YOUR TASK - Copy all the material below, exactly as it stands.
-- Begin INPUT DATA --
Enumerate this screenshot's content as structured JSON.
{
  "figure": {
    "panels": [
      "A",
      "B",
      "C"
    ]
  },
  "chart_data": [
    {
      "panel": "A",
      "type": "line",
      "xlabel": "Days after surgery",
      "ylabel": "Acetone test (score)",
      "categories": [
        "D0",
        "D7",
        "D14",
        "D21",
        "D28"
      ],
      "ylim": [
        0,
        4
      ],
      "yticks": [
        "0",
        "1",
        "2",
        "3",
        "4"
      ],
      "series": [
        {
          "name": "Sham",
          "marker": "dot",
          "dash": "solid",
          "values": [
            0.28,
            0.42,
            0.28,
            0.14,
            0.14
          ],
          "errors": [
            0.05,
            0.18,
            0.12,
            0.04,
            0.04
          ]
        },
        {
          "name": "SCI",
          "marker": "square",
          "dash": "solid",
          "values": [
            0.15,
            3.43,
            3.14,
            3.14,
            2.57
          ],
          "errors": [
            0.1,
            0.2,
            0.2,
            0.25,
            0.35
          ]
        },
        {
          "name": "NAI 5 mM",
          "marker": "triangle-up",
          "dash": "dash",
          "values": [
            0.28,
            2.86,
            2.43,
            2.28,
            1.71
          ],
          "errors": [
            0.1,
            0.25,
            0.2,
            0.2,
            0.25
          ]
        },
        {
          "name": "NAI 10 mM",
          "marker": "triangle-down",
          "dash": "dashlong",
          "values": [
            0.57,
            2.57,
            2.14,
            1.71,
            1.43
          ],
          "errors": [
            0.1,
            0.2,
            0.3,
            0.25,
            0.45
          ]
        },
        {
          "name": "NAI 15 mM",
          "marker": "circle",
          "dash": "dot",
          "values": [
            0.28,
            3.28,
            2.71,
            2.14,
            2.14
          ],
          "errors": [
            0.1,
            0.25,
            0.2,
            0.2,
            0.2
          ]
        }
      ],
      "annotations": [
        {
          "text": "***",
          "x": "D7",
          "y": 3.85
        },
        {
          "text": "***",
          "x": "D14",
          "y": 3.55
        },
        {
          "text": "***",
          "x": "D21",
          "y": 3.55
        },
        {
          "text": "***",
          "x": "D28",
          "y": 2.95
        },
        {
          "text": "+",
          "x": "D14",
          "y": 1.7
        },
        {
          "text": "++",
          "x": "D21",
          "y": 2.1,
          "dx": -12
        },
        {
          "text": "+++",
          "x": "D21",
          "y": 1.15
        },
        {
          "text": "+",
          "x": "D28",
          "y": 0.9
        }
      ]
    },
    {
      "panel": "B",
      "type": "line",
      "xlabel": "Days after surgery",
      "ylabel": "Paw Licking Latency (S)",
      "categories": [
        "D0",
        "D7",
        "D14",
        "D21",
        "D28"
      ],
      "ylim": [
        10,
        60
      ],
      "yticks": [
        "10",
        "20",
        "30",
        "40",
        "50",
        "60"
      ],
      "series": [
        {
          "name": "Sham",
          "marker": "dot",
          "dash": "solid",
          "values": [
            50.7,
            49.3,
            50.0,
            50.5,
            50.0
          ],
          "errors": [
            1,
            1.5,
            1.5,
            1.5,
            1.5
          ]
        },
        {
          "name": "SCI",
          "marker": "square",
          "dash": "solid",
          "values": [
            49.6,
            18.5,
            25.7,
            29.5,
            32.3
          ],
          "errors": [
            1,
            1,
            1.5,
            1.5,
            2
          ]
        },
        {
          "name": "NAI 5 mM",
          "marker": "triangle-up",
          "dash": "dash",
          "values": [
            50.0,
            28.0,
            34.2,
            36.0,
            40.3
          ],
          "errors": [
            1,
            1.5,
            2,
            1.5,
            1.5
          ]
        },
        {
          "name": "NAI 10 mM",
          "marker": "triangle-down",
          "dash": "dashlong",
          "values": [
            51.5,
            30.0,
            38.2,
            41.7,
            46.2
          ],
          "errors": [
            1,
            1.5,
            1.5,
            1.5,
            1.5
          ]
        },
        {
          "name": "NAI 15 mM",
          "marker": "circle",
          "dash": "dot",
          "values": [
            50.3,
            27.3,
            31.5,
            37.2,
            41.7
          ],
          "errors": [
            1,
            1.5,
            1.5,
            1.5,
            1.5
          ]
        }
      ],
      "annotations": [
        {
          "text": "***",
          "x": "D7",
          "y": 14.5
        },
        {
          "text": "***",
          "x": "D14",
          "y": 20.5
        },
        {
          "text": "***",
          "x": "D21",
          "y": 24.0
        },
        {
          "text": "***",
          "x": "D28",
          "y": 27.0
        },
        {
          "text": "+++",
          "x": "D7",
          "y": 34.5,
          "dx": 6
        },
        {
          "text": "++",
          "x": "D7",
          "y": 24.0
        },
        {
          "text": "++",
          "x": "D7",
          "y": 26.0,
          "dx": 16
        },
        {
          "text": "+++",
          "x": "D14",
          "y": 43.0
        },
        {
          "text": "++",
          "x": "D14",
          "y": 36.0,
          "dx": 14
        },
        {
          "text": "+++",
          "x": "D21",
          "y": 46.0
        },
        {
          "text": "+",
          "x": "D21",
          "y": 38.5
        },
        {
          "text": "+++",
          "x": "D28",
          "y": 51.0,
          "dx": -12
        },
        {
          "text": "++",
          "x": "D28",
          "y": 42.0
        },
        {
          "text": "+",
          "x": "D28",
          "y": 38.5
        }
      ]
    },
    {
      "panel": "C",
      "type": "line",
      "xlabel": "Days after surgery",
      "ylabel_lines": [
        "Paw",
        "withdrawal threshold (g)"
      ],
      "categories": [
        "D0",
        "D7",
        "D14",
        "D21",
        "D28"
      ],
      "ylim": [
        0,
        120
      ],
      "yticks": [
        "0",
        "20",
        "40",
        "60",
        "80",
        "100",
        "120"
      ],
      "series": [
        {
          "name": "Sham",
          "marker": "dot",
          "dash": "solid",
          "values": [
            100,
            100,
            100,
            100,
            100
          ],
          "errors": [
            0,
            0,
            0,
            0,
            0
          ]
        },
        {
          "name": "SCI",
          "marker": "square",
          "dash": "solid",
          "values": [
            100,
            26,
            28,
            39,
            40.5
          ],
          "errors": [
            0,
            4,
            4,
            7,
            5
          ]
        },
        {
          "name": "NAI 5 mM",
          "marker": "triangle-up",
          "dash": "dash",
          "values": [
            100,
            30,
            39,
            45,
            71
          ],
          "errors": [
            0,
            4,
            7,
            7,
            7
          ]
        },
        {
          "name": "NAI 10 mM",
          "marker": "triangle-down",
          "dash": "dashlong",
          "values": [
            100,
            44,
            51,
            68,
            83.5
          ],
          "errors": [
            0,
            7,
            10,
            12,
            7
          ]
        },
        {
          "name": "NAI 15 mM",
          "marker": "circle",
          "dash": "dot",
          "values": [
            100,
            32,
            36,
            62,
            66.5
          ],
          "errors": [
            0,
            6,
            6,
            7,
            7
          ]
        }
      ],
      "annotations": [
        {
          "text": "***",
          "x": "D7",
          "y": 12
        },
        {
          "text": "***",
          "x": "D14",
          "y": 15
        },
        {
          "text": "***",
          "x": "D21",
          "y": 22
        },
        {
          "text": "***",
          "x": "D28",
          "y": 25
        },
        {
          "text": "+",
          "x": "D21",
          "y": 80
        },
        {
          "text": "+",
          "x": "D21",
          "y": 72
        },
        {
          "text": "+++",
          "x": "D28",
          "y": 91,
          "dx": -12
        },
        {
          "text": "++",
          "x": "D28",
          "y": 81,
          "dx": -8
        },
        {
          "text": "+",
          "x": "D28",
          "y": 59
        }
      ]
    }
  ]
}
-- End INPUT DATA --
WORKED SOLUTION -
Enumerate this screenshot's content as structured JSON.
{
  "figure": {
    "panels": [
      "A",
      "B",
      "C"
    ]
  },
  "chart_data": [
    {
      "panel": "A",
      "type": "line",
      "xlabel": "Days after surgery",
      "ylabel": "Acetone test (score)",
      "categories": [
        "D0",
        "D7",
        "D14",
        "D21",
        "D28"
      ],
      "ylim": [
        0,
        4
      ],
      "yticks": [
        "0",
        "1",
        "2",
        "3",
        "4"
      ],
      "series": [
        {
          "name": "Sham",
          "marker": "dot",
          "dash": "solid",
          "values": [
            0.28,
            0.42,
            0.28,
            0.14,
            0.14
          ],
          "errors": [
            0.05,
            0.18,
            0.12,
            0.04,
            0.04
          ]
        },
        {
          "name": "SCI",
          "marker": "square",
          "dash": "solid",
          "values": [
            0.15,
            3.43,
            3.14,
            3.14,
            2.57
          ],
          "errors": [
            0.1,
            0.2,
            0.2,
            0.25,
            0.35
          ]
        },
        {
          "name": "NAI 5 mM",
          "marker": "triangle-up",
          "dash": "dash",
          "values": [
            0.28,
            2.86,
            2.43,
            2.28,
            1.71
          ],
          "errors": [
            0.1,
            0.25,
            0.2,
            0.2,
            0.25
          ]
        },
        {
          "name": "NAI 10 mM",
          "marker": "triangle-down",
          "dash": "dashlong",
          "values": [
            0.57,
            2.57,
            2.14,
            1.71,
            1.43
          ],
          "errors": [
            0.1,
            0.2,
            0.3,
            0.25,
            0.45
          ]
        },
        {
          "name": "NAI 15 mM",
          "marker": "circle",
          "dash": "dot",
          "values": [
            0.28,
            3.28,
            2.71,
            2.14,
            2.14
          ],
          "errors": [
            0.1,
            0.25,
            0.2,
            0.2,
            0.2
          ]
        }
      ],
      "annotations": [
        {
          "text": "***",
          "x": "D7",
          "y": 3.85
        },
        {
          "text": "***",
          "x": "D14",
          "y": 3.55
        },
        {
          "text": "***",
          "x": "D21",
          "y": 3.55
        },
        {
          "text": "***",
          "x": "D28",
          "y": 2.95
        },
        {
          "text": "+",
          "x": "D14",
          "y": 1.7
        },
        {
          "text": "++",
          "x": "D21",
          "y": 2.1,
          "dx": -12
        },
        {
          "text": "+++",
          "x": "D21",
          "y": 1.15
        },
        {
          "text": "+",
          "x": "D28",
          "y": 0.9
        }
      ]
    },
    {
      "panel": "B",
      "type": "line",
      "xlabel": "Days after surgery",
      "ylabel": "Paw Licking Latency (S)",
      "categories": [
        "D0",
        "D7",
        "D14",
        "D21",
        "D28"
      ],
      "ylim": [
        10,
        60
      ],
      "yticks": [
        "10",
        "20",
        "30",
        "40",
        "50",
        "60"
      ],
      "series": [
        {
          "name": "Sham",
          "marker": "dot",
          "dash": "solid",
          "values": [
            50.7,
            49.3,
            50.0,
            50.5,
            50.0
          ],
          "errors": [
            1,
            1.5,
            1.5,
            1.5,
            1.5
          ]
        },
        {
          "name": "SCI",
          "marker": "square",
          "dash": "solid",
          "values": [
            49.6,
            18.5,
            25.7,
            29.5,
            32.3
          ],
          "errors": [
            1,
            1,
            1.5,
            1.5,
            2
          ]
        },
        {
          "name": "NAI 5 mM",
          "marker": "triangle-up",
          "dash": "dash",
          "values": [
            50.0,
            28.0,
            34.2,
            36.0,
            40.3
          ],
          "errors": [
            1,
            1.5,
            2,
            1.5,
            1.5
          ]
        },
        {
          "name": "NAI 10 mM",
          "marker": "triangle-down",
          "dash": "dashlong",
          "values": [
            51.5,
            30.0,
            38.2,
            41.7,
            46.2
          ],
          "errors": [
            1,
            1.5,
            1.5,
            1.5,
            1.5
          ]
        },
        {
          "name": "NAI 15 mM",
          "marker": "circle",
          "dash": "dot",
          "values": [
            50.3,
            27.3,
            31.5,
            37.2,
            41.7
          ],
          "errors": [
            1,
            1.5,
            1.5,
            1.5,
            1.5
          ]
        }
      ],
      "annotations": [
        {
          "text": "***",
          "x": "D7",
          "y": 14.5
        },
        {
          "text": "***",
          "x": "D14",
          "y": 20.5
        },
        {
          "text": "***",
          "x": "D21",
          "y": 24.0
        },
        {
          "text": "***",
          "x": "D28",
          "y": 27.0
        },
        {
          "text": "+++",
          "x": "D7",
          "y": 34.5,
          "dx": 6
        },
        {
          "text": "++",
          "x": "D7",
          "y": 24.0
        },
        {
          "text": "++",
          "x": "D7",
          "y": 26.0,
          "dx": 16
        },
        {
          "text": "+++",
          "x": "D14",
          "y": 43.0
        },
        {
          "text": "++",
          "x": "D14",
          "y": 36.0,
          "dx": 14
        },
        {
          "text": "+++",
          "x": "D21",
          "y": 46.0
        },
        {
          "text": "+",
          "x": "D21",
          "y": 38.5
        },
        {
          "text": "+++",
          "x": "D28",
          "y": 51.0,
          "dx": -12
        },
        {
          "text": "++",
          "x": "D28",
          "y": 42.0
        },
        {
          "text": "+",
          "x": "D28",
          "y": 38.5
        }
      ]
    },
    {
      "panel": "C",
      "type": "line",
      "xlabel": "Days after surgery",
      "ylabel_lines": [
        "Paw",
        "withdrawal threshold (g)"
      ],
      "categories": [
        "D0",
        "D7",
        "D14",
        "D21",
        "D28"
      ],
      "ylim": [
        0,
        120
      ],
      "yticks": [
        "0",
        "20",
        "40",
        "60",
        "80",
        "100",
        "120"
      ],
      "series": [
        {
          "name": "Sham",
          "marker": "dot",
          "dash": "solid",
          "values": [
            100,
            100,
            100,
            100,
            100
          ],
          "errors": [
            0,
            0,
            0,
            0,
            0
          ]
        },
        {
          "name": "SCI",
          "marker": "square",
          "dash": "solid",
          "values": [
            100,
            26,
            28,
            39,
            40.5
          ],
          "errors": [
            0,
            4,
            4,
            7,
            5
          ]
        },
        {
          "name": "NAI 5 mM",
          "marker": "triangle-up",
          "dash": "dash",
          "values": [
            100,
            30,
            39,
            45,
            71
          ],
          "errors": [
            0,
            4,
            7,
            7,
            7
          ]
        },
        {
          "name": "NAI 10 mM",
          "marker": "triangle-down",
          "dash": "dashlong",
          "values": [
            100,
            44,
            51,
            68,
            83.5
          ],
          "errors": [
            0,
            7,
            10,
            12,
            7
          ]
        },
        {
          "name": "NAI 15 mM",
          "marker": "circle",
          "dash": "dot",
          "values": [
            100,
            32,
            36,
            62,
            66.5
          ],
          "errors": [
            0,
            6,
            6,
            7,
            7
          ]
        }
      ],
      "annotations": [
        {
          "text": "***",
          "x": "D7",
          "y": 12
        },
        {
          "text": "***",
          "x": "D14",
          "y": 15
        },
        {
          "text": "***",
          "x": "D21",
          "y": 22
        },
        {
          "text": "***",
          "x": "D28",
          "y": 25
        },
        {
          "text": "+",
          "x": "D21",
          "y": 80
        },
        {
          "text": "+",
          "x": "D21",
          "y": 72
        },
        {
          "text": "+++",
          "x": "D28",
          "y": 91,
          "dx": -12
        },
        {
          "text": "++",
          "x": "D28",
          "y": 81,
          "dx": -8
        },
        {
          "text": "+",
          "x": "D28",
          "y": 59
        }
      ]
    }
  ]
}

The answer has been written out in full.